• TASK DETAILS:
Write the line that includes "Type out the text in this image." and all subsequent lines, exactly as written, and nothing more.

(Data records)
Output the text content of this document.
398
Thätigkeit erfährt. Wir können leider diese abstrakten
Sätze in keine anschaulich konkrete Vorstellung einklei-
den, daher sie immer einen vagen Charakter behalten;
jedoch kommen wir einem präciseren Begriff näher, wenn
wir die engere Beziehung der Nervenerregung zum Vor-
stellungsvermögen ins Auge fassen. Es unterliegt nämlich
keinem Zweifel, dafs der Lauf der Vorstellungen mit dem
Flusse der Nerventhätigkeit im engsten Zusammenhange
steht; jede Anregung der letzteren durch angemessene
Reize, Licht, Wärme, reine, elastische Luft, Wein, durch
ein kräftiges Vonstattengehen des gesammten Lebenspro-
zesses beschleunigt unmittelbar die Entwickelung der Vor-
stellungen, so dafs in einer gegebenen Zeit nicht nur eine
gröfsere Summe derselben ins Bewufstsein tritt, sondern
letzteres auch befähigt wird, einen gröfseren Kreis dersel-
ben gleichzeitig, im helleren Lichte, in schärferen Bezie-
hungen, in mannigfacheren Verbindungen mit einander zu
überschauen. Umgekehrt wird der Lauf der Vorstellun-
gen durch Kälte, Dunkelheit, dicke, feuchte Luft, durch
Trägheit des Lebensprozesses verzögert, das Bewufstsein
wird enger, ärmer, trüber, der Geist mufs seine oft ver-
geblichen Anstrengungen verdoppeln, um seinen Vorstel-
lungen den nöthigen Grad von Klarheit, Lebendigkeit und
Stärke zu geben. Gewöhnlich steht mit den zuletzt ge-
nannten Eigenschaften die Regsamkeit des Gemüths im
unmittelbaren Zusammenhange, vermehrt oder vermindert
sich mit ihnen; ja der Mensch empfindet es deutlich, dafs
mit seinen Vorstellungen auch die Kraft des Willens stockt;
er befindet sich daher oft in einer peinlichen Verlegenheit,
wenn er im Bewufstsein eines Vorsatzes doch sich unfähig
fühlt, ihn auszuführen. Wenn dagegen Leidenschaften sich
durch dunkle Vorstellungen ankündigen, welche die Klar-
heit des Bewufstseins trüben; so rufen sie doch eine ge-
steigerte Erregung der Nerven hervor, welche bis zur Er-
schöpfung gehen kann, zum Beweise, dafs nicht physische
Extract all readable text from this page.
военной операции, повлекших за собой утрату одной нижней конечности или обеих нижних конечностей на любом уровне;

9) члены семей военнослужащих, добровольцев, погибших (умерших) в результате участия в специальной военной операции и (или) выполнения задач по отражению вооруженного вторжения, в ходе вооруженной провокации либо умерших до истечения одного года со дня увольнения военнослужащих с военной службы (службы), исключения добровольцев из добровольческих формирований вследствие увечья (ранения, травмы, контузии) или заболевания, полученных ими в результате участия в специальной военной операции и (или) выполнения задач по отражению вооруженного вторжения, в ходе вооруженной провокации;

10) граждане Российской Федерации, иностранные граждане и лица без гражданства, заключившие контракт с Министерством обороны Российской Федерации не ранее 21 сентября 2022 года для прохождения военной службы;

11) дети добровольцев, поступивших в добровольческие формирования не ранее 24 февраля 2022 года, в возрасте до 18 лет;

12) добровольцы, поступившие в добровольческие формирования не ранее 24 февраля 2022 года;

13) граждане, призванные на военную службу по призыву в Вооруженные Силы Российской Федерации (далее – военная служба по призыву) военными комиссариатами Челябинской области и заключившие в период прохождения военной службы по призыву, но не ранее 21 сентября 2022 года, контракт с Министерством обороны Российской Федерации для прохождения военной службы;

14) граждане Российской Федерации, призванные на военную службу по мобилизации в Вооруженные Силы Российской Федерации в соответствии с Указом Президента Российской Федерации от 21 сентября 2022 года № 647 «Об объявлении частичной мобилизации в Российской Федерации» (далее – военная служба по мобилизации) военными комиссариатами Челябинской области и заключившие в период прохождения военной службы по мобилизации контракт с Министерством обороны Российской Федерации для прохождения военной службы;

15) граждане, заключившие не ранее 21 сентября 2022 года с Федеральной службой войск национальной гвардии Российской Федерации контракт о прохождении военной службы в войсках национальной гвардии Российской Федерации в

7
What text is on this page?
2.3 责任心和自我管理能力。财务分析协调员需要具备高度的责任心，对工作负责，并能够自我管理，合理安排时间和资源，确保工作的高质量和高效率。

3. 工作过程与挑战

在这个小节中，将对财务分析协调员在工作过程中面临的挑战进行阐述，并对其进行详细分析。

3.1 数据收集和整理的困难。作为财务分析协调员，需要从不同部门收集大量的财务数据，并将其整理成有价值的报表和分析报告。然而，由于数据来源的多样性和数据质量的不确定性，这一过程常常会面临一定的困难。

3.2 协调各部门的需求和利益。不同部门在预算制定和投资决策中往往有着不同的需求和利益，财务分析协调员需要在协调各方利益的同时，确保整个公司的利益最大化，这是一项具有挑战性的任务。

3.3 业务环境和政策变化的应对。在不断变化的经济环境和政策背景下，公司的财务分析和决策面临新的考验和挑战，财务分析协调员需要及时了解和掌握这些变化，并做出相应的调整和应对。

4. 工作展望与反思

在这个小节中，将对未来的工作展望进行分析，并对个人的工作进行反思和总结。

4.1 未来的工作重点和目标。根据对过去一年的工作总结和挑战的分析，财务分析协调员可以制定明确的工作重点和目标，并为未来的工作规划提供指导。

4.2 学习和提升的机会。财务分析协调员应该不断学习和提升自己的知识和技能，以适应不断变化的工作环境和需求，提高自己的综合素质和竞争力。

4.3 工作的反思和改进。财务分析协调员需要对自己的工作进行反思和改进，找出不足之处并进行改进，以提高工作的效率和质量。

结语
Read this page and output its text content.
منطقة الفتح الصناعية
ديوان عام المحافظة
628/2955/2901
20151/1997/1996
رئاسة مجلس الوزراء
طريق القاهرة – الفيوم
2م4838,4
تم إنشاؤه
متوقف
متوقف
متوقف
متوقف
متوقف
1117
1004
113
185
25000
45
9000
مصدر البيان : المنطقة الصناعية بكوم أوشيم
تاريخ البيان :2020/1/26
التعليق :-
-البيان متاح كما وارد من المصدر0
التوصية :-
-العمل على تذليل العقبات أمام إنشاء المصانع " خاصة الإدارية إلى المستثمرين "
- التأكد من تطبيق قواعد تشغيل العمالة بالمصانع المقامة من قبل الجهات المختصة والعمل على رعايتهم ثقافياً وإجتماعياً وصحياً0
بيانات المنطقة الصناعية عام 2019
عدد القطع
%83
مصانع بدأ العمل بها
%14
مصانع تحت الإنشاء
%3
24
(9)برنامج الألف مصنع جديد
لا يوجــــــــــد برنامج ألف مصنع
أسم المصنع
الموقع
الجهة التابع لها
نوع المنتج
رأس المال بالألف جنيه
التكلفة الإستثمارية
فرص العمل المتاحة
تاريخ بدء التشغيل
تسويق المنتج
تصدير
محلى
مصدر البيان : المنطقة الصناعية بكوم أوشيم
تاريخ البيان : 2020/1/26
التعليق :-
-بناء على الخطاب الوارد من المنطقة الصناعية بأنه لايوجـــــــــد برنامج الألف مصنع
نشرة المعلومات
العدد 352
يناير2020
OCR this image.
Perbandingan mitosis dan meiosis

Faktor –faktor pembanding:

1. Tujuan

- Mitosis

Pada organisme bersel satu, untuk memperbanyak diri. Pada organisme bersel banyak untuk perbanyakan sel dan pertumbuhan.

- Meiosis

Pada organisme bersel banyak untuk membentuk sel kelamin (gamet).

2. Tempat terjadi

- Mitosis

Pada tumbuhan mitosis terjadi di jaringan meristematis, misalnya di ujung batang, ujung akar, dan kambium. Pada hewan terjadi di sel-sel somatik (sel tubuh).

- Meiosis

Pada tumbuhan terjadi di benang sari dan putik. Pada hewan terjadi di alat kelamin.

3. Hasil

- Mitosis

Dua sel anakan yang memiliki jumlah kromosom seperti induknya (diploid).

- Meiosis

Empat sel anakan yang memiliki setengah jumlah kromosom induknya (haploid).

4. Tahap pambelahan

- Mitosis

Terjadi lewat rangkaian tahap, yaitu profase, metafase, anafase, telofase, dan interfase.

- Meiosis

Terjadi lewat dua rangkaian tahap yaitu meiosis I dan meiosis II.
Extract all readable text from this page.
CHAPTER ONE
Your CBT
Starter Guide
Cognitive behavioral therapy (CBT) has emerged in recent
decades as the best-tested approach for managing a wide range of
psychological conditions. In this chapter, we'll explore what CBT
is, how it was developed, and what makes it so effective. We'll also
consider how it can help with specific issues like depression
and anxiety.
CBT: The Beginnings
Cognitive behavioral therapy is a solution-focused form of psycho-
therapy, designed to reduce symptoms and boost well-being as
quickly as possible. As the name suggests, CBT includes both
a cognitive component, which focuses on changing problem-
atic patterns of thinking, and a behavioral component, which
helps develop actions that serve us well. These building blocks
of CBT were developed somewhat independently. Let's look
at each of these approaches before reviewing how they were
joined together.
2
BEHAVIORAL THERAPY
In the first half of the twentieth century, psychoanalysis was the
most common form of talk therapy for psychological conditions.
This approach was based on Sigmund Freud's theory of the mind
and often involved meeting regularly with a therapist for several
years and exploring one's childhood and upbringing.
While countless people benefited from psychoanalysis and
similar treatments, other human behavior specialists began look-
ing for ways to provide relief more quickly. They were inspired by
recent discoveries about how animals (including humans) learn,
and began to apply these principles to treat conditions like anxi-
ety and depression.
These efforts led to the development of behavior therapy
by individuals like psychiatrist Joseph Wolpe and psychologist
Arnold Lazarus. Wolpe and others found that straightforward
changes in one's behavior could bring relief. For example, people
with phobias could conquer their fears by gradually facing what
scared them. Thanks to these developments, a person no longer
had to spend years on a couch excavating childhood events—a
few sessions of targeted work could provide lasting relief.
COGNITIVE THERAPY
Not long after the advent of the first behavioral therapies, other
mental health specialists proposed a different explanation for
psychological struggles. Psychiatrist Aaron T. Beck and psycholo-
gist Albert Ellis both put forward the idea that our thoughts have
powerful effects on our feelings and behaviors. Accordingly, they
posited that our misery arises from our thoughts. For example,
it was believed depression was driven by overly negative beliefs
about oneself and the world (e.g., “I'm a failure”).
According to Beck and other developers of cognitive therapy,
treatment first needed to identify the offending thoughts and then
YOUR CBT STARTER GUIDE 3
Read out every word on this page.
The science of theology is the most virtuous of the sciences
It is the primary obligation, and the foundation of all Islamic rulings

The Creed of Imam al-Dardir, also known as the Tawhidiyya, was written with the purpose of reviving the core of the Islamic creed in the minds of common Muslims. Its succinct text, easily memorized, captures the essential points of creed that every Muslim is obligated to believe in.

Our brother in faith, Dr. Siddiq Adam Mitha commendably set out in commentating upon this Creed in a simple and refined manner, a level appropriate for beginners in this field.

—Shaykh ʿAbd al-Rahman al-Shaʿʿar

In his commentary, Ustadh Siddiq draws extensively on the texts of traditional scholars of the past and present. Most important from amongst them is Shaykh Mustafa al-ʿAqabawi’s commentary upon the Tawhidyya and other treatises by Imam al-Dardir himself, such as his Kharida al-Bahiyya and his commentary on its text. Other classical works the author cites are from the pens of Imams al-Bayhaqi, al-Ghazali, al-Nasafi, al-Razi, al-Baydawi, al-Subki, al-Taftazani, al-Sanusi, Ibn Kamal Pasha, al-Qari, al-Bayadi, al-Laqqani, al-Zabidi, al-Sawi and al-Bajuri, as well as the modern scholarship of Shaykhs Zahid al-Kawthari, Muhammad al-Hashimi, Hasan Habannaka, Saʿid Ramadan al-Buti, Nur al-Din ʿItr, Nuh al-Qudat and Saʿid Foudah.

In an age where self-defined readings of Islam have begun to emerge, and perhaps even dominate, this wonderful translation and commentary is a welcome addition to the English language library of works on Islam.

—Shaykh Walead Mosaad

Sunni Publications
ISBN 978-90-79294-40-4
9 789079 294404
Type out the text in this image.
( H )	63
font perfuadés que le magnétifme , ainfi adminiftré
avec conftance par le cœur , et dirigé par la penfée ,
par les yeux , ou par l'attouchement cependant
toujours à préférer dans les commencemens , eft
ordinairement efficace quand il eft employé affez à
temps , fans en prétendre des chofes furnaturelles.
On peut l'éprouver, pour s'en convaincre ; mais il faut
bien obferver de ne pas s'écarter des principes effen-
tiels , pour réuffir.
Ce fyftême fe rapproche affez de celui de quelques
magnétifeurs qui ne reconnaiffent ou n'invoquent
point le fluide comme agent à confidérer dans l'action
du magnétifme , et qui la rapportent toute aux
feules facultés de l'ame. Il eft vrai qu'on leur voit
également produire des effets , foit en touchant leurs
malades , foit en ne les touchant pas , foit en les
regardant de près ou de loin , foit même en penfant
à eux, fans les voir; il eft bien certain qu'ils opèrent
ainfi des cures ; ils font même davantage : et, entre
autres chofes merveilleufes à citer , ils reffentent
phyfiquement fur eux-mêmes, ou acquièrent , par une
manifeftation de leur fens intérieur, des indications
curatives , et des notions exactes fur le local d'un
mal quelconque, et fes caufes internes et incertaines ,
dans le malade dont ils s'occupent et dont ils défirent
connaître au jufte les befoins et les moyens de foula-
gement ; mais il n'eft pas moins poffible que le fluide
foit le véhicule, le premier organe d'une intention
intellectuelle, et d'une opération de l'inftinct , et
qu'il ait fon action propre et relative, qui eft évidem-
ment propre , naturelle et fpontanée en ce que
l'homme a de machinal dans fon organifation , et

• RESPONSE TO THIS EXERCISE:
Type out the text in this image.
( H )	63
font perfuadés que le magnétifme , ainfi adminiftré
avec conftance par le cœur , et dirigé par la penfée ,
par les yeux , ou par l'attouchement cependant
toujours à préférer dans les commencemens , eft
ordinairement efficace quand il eft employé affez à
temps , fans en prétendre des chofes furnaturelles.
On peut l'éprouver, pour s'en convaincre ; mais il faut
bien obferver de ne pas s'écarter des principes effen-
tiels , pour réuffir.
Ce fyftême fe rapproche affez de celui de quelques
magnétifeurs qui ne reconnaiffent ou n'invoquent
point le fluide comme agent à confidérer dans l'action
du magnétifme , et qui la rapportent toute aux
feules facultés de l'ame. Il eft vrai qu'on leur voit
également produire des effets , foit en touchant leurs
malades , foit en ne les touchant pas , foit en les
regardant de près ou de loin , foit même en penfant
à eux, fans les voir; il eft bien certain qu'ils opèrent
ainfi des cures ; ils font même davantage : et, entre
autres chofes merveilleufes à citer , ils reffentent
phyfiquement fur eux-mêmes, ou acquièrent , par une
manifeftation de leur fens intérieur, des indications
curatives , et des notions exactes fur le local d'un
mal quelconque, et fes caufes internes et incertaines ,
dans le malade dont ils s'occupent et dont ils défirent
connaître au jufte les befoins et les moyens de foula-
gement ; mais il n'eft pas moins poffible que le fluide
foit le véhicule, le premier organe d'une intention
intellectuelle, et d'une opération de l'inftinct , et
qu'il ait fon action propre et relative, qui eft évidem-
ment propre , naturelle et fpontanée en ce que
l'homme a de machinal dans fon organifation , et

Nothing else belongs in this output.